Stored entries:
◇ ◇ ◇
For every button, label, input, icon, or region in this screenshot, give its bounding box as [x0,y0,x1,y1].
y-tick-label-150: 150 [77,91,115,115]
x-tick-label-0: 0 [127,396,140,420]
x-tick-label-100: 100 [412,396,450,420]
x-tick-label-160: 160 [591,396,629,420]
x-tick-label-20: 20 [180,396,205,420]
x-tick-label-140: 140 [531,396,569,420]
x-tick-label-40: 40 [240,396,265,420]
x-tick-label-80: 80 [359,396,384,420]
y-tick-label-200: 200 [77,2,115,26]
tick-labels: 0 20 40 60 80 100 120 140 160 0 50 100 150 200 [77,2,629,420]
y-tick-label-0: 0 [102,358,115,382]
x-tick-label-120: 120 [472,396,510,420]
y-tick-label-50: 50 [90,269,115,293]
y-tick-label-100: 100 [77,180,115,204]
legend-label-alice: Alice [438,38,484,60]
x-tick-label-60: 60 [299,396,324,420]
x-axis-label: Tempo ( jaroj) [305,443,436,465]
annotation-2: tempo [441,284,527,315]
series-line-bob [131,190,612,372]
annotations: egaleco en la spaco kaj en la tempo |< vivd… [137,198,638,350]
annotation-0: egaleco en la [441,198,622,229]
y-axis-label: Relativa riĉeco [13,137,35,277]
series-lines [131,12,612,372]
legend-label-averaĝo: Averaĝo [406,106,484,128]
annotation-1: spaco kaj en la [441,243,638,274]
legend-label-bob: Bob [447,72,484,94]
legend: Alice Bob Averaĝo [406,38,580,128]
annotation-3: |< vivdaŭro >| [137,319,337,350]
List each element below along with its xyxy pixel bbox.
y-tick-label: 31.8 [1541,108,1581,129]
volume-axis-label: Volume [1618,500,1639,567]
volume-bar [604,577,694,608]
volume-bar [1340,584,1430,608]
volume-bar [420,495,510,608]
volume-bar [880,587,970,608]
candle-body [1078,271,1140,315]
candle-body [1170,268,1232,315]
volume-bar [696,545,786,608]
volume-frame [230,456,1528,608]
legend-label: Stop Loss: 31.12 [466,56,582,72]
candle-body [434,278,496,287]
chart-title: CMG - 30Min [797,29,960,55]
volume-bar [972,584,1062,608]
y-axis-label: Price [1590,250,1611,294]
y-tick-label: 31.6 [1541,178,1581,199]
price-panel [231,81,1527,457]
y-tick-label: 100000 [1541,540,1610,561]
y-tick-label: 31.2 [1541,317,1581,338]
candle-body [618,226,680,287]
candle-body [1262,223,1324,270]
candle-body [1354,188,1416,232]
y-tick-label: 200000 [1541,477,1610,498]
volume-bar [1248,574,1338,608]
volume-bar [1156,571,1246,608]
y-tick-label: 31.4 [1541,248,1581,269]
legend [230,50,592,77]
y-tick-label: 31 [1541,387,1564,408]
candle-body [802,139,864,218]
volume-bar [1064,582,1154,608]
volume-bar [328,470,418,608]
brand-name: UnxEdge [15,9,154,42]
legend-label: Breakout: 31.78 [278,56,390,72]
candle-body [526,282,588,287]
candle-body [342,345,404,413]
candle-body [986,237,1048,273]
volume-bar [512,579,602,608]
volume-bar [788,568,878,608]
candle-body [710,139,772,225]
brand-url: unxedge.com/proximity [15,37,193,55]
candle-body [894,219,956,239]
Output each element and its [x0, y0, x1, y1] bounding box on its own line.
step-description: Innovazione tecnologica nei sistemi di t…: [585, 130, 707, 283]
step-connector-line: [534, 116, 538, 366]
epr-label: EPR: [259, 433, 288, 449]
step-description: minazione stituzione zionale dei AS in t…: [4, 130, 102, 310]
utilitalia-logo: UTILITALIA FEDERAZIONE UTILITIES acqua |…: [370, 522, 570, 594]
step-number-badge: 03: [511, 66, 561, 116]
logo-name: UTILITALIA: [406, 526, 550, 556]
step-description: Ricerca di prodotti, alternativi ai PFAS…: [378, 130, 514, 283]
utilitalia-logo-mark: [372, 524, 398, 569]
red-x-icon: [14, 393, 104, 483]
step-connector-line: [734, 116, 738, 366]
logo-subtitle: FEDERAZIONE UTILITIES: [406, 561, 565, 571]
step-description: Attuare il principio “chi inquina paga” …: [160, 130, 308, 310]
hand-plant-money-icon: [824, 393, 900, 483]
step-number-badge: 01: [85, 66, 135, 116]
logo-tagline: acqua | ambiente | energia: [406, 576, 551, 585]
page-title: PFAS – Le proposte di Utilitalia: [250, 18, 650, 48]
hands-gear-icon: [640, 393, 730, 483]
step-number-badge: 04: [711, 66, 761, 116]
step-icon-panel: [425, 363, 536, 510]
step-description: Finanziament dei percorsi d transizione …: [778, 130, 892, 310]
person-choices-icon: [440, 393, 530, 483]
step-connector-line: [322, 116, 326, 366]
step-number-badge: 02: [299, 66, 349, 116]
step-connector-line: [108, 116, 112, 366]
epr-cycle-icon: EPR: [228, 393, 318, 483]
◇ ◇ ◇
[Requirement]
Copy out every line of the items above word for word, without changing anything.

[Solution to this problem]
For every button, label, input, icon, or region in this screenshot, give its bounding box as [x0,y0,x1,y1].
y-tick-label-150: 150 [77,91,115,115]
x-tick-label-0: 0 [127,396,140,420]
x-tick-label-100: 100 [412,396,450,420]
x-tick-label-160: 160 [591,396,629,420]
x-tick-label-20: 20 [180,396,205,420]
x-tick-label-140: 140 [531,396,569,420]
x-tick-label-40: 40 [240,396,265,420]
x-tick-label-80: 80 [359,396,384,420]
y-tick-label-200: 200 [77,2,115,26]
tick-labels: 0 20 40 60 80 100 120 140 160 0 50 100 150 200 [77,2,629,420]
y-tick-label-0: 0 [102,358,115,382]
x-tick-label-120: 120 [472,396,510,420]
y-tick-label-50: 50 [90,269,115,293]
y-tick-label-100: 100 [77,180,115,204]
legend-label-alice: Alice [438,38,484,60]
x-tick-label-60: 60 [299,396,324,420]
x-axis-label: Tempo ( jaroj) [305,443,436,465]
annotation-2: tempo [441,284,527,315]
series-line-bob [131,190,612,372]
annotations: egaleco en la spaco kaj en la tempo |< vivd… [137,198,638,350]
annotation-0: egaleco en la [441,198,622,229]
y-axis-label: Relativa riĉeco [13,137,35,277]
series-lines [131,12,612,372]
legend-label-averaĝo: Averaĝo [406,106,484,128]
annotation-1: spaco kaj en la [441,243,638,274]
legend-label-bob: Bob [447,72,484,94]
legend: Alice Bob Averaĝo [406,38,580,128]
annotation-3: |< vivdaŭro >| [137,319,337,350]
List each element below along with its xyxy pixel bbox.
y-tick-label: 31.8 [1541,108,1581,129]
volume-axis-label: Volume [1618,500,1639,567]
volume-bar [604,577,694,608]
volume-bar [1340,584,1430,608]
volume-bar [420,495,510,608]
volume-bar [880,587,970,608]
candle-body [1078,271,1140,315]
candle-body [1170,268,1232,315]
volume-bar [696,545,786,608]
volume-frame [230,456,1528,608]
legend-label: Stop Loss: 31.12 [466,56,582,72]
candle-body [434,278,496,287]
chart-title: CMG - 30Min [797,29,960,55]
volume-bar [972,584,1062,608]
y-axis-label: Price [1590,250,1611,294]
y-tick-label: 31.6 [1541,178,1581,199]
price-panel [231,81,1527,457]
y-tick-label: 100000 [1541,540,1610,561]
y-tick-label: 31.2 [1541,317,1581,338]
candle-body [618,226,680,287]
candle-body [1262,223,1324,270]
candle-body [1354,188,1416,232]
y-tick-label: 200000 [1541,477,1610,498]
volume-bar [1248,574,1338,608]
volume-bar [1156,571,1246,608]
y-tick-label: 31.4 [1541,248,1581,269]
legend [230,50,592,77]
y-tick-label: 31 [1541,387,1564,408]
candle-body [802,139,864,218]
volume-bar [1064,582,1154,608]
volume-bar [328,470,418,608]
brand-name: UnxEdge [15,9,154,42]
legend-label: Breakout: 31.78 [278,56,390,72]
candle-body [526,282,588,287]
candle-body [342,345,404,413]
candle-body [986,237,1048,273]
volume-bar [512,579,602,608]
volume-bar [788,568,878,608]
candle-body [710,139,772,225]
brand-url: unxedge.com/proximity [15,37,193,55]
candle-body [894,219,956,239]
Output each element and its [x0, y0, x1, y1] bounding box on its own line.
step-description: Innovazione tecnologica nei sistemi di t…: [585, 130, 707, 283]
step-connector-line: [534, 116, 538, 366]
epr-label: EPR: [259, 433, 288, 449]
step-description: minazione stituzione zionale dei AS in t…: [4, 130, 102, 310]
utilitalia-logo: UTILITALIA FEDERAZIONE UTILITIES acqua |…: [370, 522, 570, 594]
step-number-badge: 03: [511, 66, 561, 116]
logo-name: UTILITALIA: [406, 526, 550, 556]
step-description: Ricerca di prodotti, alternativi ai PFAS…: [378, 130, 514, 283]
utilitalia-logo-mark: [372, 524, 398, 569]
red-x-icon: [14, 393, 104, 483]
step-connector-line: [734, 116, 738, 366]
logo-subtitle: FEDERAZIONE UTILITIES: [406, 561, 565, 571]
step-description: Attuare il principio “chi inquina paga” …: [160, 130, 308, 310]
hand-plant-money-icon: [824, 393, 900, 483]
step-number-badge: 01: [85, 66, 135, 116]
logo-tagline: acqua | ambiente | energia: [406, 576, 551, 585]
page-title: PFAS – Le proposte di Utilitalia: [250, 18, 650, 48]
hands-gear-icon: [640, 393, 730, 483]
step-number-badge: 04: [711, 66, 761, 116]
step-icon-panel: [425, 363, 536, 510]
step-description: Finanziament dei percorsi d transizione …: [778, 130, 892, 310]
person-choices-icon: [440, 393, 530, 483]
step-connector-line: [322, 116, 326, 366]
step-number-badge: 02: [299, 66, 349, 116]
step-connector-line: [108, 116, 112, 366]
epr-cycle-icon: EPR: [228, 393, 318, 483]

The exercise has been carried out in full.